Records:
────────────────
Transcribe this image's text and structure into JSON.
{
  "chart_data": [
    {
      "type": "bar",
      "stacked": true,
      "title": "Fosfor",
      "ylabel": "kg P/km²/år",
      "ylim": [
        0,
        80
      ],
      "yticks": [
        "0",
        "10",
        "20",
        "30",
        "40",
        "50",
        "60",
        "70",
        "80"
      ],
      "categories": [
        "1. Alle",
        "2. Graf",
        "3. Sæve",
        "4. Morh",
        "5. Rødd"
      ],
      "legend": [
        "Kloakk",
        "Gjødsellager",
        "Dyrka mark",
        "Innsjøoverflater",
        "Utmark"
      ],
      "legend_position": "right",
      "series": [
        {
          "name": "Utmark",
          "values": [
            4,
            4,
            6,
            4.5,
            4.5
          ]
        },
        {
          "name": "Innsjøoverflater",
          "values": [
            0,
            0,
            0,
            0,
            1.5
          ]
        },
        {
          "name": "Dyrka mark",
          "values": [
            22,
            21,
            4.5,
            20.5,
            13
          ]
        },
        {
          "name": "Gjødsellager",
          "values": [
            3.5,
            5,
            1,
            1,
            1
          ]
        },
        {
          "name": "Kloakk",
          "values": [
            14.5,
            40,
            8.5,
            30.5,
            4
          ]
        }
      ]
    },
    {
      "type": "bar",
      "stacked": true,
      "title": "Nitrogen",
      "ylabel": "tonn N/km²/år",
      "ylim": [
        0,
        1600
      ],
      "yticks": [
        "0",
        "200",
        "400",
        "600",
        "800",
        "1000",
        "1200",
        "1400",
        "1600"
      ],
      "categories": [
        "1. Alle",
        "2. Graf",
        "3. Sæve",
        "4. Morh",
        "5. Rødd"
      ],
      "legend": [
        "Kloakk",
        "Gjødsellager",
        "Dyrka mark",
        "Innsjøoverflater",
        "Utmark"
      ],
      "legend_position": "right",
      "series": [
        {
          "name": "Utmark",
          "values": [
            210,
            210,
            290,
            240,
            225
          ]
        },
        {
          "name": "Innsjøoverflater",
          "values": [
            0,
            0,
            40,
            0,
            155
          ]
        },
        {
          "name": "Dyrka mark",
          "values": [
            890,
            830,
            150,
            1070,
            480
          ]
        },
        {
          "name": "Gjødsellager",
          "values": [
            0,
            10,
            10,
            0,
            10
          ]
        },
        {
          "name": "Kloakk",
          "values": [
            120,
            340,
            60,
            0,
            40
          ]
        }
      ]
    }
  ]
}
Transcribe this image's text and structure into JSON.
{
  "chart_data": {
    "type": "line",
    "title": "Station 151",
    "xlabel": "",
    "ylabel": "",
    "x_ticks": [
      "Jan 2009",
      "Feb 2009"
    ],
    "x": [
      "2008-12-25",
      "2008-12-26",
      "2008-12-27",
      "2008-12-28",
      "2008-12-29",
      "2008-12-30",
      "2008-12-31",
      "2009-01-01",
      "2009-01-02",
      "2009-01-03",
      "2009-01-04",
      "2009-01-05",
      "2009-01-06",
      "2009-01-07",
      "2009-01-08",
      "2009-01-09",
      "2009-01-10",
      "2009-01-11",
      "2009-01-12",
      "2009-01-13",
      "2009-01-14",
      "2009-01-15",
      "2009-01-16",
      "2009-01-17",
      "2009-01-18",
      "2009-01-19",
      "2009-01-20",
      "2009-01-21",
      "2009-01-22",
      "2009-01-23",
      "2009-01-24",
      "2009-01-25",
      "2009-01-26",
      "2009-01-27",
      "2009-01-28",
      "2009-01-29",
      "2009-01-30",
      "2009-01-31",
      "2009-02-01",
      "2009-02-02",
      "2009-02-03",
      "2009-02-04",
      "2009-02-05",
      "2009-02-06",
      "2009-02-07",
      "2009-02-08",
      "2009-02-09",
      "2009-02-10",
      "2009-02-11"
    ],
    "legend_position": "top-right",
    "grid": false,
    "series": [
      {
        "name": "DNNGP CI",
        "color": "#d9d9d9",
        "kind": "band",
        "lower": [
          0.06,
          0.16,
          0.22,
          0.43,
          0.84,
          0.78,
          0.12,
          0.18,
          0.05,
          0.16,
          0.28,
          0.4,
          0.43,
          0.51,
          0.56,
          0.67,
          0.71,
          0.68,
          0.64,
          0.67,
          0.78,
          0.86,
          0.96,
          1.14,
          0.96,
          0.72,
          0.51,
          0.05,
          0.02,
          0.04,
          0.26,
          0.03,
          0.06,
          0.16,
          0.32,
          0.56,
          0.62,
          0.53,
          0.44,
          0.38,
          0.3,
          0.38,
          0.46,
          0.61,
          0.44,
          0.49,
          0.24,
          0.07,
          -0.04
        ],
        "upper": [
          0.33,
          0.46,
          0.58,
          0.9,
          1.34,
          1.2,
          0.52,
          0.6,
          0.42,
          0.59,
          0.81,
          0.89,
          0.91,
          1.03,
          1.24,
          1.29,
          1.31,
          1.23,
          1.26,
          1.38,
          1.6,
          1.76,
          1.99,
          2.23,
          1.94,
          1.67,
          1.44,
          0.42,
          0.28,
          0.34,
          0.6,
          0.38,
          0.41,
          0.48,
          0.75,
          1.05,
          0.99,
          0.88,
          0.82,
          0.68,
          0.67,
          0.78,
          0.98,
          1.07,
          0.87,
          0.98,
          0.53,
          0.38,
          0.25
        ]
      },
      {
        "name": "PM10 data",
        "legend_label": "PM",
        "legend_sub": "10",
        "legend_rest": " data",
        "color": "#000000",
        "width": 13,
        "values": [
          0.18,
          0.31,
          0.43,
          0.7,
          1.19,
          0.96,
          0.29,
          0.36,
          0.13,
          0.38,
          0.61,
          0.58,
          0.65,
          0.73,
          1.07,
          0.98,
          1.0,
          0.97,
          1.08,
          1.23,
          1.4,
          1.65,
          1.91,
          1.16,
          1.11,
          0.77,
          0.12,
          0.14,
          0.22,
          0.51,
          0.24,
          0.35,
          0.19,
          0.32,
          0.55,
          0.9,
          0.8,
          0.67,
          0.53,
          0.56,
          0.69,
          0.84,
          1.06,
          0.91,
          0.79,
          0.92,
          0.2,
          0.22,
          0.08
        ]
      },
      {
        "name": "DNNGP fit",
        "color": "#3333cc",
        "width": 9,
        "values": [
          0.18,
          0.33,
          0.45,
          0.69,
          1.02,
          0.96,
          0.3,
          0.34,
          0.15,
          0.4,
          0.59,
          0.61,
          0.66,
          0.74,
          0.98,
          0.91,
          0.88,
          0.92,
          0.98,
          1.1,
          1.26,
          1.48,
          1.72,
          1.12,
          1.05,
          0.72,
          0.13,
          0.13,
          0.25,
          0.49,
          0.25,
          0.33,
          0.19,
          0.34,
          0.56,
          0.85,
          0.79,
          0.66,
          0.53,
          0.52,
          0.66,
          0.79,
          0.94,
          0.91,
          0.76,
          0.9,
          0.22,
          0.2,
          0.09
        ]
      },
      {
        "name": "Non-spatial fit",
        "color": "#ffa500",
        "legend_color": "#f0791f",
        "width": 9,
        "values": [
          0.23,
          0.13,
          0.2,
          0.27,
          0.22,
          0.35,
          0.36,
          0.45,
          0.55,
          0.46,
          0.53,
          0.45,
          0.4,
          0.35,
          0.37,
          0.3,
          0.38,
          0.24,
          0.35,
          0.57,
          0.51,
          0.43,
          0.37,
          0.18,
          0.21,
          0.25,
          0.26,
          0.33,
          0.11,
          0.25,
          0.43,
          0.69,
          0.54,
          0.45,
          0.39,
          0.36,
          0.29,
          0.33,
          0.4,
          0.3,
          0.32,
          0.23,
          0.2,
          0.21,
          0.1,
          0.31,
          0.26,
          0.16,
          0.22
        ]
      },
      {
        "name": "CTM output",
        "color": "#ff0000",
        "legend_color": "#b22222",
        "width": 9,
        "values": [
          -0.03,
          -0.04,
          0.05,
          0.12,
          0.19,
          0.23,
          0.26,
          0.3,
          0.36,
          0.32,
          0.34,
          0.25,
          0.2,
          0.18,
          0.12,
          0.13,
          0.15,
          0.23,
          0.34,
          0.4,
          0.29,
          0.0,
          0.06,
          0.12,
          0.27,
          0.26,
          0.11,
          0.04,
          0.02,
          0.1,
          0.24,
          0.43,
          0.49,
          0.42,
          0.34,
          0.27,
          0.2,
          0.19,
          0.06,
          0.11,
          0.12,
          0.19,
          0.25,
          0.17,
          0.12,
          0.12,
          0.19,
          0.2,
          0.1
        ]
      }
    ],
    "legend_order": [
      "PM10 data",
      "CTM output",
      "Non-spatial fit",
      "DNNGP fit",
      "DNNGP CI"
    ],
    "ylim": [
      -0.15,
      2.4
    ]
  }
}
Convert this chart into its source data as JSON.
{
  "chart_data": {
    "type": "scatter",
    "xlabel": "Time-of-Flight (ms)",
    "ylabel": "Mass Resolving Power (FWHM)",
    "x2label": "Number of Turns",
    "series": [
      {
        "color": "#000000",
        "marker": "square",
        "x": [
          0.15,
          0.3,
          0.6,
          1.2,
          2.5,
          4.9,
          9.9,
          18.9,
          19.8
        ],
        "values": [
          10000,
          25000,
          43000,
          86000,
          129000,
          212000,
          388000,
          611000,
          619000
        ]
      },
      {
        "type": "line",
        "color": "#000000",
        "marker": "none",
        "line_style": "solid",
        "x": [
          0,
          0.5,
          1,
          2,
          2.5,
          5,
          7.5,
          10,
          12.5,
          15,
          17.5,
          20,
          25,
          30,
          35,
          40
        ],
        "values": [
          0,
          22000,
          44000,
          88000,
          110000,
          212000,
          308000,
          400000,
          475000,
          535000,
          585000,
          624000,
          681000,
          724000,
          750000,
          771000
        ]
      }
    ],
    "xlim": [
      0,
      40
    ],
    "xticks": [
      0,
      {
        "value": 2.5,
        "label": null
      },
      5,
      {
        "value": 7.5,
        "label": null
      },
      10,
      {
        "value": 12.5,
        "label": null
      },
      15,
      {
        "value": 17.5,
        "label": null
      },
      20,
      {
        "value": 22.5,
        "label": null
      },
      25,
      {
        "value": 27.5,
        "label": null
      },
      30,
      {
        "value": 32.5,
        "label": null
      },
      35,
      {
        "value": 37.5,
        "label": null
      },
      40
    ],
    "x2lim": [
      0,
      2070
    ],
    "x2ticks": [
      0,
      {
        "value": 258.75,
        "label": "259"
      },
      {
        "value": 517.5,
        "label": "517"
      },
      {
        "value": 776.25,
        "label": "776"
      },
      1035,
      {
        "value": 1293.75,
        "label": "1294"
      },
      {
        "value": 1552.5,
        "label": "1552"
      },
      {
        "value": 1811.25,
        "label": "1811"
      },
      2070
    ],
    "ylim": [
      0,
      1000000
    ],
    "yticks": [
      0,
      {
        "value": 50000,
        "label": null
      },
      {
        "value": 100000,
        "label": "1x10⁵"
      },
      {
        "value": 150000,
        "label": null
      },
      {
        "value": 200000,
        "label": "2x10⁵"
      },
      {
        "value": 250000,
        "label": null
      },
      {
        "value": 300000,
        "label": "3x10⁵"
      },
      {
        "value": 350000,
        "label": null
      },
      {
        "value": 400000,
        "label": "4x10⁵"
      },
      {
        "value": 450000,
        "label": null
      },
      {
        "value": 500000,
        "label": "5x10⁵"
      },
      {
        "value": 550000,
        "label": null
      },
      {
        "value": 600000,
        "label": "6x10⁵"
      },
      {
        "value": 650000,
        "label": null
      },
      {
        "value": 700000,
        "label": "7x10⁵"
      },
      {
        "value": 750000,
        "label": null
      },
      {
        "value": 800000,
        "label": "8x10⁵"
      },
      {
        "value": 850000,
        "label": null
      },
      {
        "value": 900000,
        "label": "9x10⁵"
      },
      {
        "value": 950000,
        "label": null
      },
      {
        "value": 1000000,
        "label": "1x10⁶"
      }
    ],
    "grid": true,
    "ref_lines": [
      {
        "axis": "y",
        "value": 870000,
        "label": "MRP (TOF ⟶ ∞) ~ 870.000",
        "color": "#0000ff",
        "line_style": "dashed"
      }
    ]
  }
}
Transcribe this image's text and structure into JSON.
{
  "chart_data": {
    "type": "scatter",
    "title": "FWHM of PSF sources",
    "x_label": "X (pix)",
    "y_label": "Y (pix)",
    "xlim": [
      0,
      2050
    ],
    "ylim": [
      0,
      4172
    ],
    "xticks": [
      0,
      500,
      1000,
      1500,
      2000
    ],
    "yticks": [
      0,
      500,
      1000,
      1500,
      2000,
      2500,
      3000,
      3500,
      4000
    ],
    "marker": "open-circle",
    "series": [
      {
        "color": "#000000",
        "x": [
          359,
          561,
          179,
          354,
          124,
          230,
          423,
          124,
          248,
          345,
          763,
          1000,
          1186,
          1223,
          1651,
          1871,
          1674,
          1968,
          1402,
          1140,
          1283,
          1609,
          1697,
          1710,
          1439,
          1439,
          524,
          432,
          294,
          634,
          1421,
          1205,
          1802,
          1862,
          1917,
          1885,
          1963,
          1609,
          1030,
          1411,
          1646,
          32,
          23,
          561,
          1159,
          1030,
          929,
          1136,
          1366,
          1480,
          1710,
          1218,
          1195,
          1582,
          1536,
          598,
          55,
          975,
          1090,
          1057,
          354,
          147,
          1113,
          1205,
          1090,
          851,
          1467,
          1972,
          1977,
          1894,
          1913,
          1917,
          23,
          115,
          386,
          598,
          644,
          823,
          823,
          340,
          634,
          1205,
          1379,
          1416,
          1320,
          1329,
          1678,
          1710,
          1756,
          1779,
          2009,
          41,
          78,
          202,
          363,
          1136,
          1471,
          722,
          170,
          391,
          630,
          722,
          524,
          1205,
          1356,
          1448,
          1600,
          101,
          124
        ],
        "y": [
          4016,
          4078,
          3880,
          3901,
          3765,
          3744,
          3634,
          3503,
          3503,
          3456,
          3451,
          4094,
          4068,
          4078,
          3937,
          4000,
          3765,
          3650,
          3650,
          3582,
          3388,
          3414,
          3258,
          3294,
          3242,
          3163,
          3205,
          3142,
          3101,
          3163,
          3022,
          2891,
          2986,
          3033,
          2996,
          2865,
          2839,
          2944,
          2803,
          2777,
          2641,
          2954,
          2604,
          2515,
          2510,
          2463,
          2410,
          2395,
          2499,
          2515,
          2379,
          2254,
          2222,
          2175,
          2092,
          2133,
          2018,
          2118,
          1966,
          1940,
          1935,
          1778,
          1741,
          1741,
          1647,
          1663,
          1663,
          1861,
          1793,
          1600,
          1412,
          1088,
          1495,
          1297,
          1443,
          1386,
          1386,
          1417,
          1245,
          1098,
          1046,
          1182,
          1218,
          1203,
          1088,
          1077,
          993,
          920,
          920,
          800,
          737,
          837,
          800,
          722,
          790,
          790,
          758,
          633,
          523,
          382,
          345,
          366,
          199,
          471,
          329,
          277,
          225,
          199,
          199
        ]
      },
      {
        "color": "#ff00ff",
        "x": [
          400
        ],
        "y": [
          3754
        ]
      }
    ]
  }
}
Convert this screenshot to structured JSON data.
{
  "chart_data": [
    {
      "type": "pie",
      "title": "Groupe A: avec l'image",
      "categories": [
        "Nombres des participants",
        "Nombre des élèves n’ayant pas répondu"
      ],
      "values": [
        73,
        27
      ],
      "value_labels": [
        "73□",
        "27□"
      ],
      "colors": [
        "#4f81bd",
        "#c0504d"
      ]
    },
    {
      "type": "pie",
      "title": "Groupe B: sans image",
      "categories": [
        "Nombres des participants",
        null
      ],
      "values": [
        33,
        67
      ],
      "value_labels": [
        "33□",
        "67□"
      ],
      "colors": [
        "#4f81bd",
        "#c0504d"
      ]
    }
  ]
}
────────────────
• PROBLEM TO SOLVE:
Copy every line of the data that holds the string "marker".

• THE RESULT:
        "marker": "square",
        "marker": "none",
    "marker": "open-circle",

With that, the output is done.